> Set exercise
Would you extract the whole listing below and retype it exactly?

> Data to process
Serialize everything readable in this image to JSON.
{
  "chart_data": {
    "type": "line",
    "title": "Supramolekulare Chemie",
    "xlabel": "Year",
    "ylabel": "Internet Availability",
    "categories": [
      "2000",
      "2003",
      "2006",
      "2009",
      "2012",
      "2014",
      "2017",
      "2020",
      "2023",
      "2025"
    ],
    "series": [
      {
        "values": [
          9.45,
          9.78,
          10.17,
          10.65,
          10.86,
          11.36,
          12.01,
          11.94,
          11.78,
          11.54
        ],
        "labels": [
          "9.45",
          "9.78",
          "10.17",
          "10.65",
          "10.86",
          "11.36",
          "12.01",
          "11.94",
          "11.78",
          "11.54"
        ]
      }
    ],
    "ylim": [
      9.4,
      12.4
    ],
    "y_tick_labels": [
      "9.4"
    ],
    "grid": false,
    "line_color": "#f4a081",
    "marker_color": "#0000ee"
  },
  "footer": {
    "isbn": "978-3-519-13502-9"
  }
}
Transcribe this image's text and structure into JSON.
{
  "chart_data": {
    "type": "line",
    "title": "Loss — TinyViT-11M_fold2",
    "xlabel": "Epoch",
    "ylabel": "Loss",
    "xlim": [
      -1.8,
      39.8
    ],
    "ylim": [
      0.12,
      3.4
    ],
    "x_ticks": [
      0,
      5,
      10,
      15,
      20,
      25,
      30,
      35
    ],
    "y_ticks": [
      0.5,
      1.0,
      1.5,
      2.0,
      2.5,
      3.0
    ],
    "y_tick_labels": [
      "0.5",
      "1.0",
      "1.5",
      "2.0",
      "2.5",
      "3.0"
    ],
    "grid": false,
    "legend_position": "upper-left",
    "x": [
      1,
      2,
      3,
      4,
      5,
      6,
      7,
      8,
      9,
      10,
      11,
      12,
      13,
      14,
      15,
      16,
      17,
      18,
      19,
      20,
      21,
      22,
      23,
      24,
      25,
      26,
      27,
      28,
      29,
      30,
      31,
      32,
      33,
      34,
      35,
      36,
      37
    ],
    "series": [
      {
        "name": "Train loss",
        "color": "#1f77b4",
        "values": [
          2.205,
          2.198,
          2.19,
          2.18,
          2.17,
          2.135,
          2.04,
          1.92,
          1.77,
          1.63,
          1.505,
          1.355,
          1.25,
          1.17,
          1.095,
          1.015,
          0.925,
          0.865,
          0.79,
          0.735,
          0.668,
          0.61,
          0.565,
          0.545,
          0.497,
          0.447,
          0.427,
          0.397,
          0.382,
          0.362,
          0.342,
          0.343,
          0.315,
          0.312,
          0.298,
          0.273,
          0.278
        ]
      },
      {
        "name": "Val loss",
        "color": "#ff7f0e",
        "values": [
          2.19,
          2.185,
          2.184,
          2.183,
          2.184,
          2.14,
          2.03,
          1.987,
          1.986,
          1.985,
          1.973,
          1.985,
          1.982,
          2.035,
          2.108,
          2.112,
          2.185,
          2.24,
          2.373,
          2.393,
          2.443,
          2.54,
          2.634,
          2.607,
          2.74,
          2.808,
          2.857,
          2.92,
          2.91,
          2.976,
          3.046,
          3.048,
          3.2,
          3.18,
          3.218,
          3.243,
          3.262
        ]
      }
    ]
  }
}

> Problem solution
Serialize everything readable in this image to JSON.
{
  "chart_data": {
    "type": "line",
    "title": "Supramolekulare Chemie",
    "xlabel": "Year",
    "ylabel": "Internet Availability",
    "categories": [
      "2000",
      "2003",
      "2006",
      "2009",
      "2012",
      "2014",
      "2017",
      "2020",
      "2023",
      "2025"
    ],
    "series": [
      {
        "values": [
          9.45,
          9.78,
          10.17,
          10.65,
          10.86,
          11.36,
          12.01,
          11.94,
          11.78,
          11.54
        ],
        "labels": [
          "9.45",
          "9.78",
          "10.17",
          "10.65",
          "10.86",
          "11.36",
          "12.01",
          "11.94",
          "11.78",
          "11.54"
        ]
      }
    ],
    "ylim": [
      9.4,
      12.4
    ],
    "y_tick_labels": [
      "9.4"
    ],
    "grid": false,
    "line_color": "#f4a081",
    "marker_color": "#0000ee"
  },
  "footer": {
    "isbn": "978-3-519-13502-9"
  }
}
Transcribe this image's text and structure into JSON.
{
  "chart_data": {
    "type": "line",
    "title": "Loss — TinyViT-11M_fold2",
    "xlabel": "Epoch",
    "ylabel": "Loss",
    "xlim": [
      -1.8,
      39.8
    ],
    "ylim": [
      0.12,
      3.4
    ],
    "x_ticks": [
      0,
      5,
      10,
      15,
      20,
      25,
      30,
      35
    ],
    "y_ticks": [
      0.5,
      1.0,
      1.5,
      2.0,
      2.5,
      3.0
    ],
    "y_tick_labels": [
      "0.5",
      "1.0",
      "1.5",
      "2.0",
      "2.5",
      "3.0"
    ],
    "grid": false,
    "legend_position": "upper-left",
    "x": [
      1,
      2,
      3,
      4,
      5,
      6,
      7,
      8,
      9,
      10,
      11,
      12,
      13,
      14,
      15,
      16,
      17,
      18,
      19,
      20,
      21,
      22,
      23,
      24,
      25,
      26,
      27,
      28,
      29,
      30,
      31,
      32,
      33,
      34,
      35,
      36,
      37
    ],
    "series": [
      {
        "name": "Train loss",
        "color": "#1f77b4",
        "values": [
          2.205,
          2.198,
          2.19,
          2.18,
          2.17,
          2.135,
          2.04,
          1.92,
          1.77,
          1.63,
          1.505,
          1.355,
          1.25,
          1.17,
          1.095,
          1.015,
          0.925,
          0.865,
          0.79,
          0.735,
          0.668,
          0.61,
          0.565,
          0.545,
          0.497,
          0.447,
          0.427,
          0.397,
          0.382,
          0.362,
          0.342,
          0.343,
          0.315,
          0.312,
          0.298,
          0.273,
          0.278
        ]
      },
      {
        "name": "Val loss",
        "color": "#ff7f0e",
        "values": [
          2.19,
          2.185,
          2.184,
          2.183,
          2.184,
          2.14,
          2.03,
          1.987,
          1.986,
          1.985,
          1.973,
          1.985,
          1.982,
          2.035,
          2.108,
          2.112,
          2.185,
          2.24,
          2.373,
          2.393,
          2.443,
          2.54,
          2.634,
          2.607,
          2.74,
          2.808,
          2.857,
          2.92,
          2.91,
          2.976,
          3.046,
          3.048,
          3.2,
          3.18,
          3.218,
          3.243,
          3.262
        ]
      }
    ]
  }
}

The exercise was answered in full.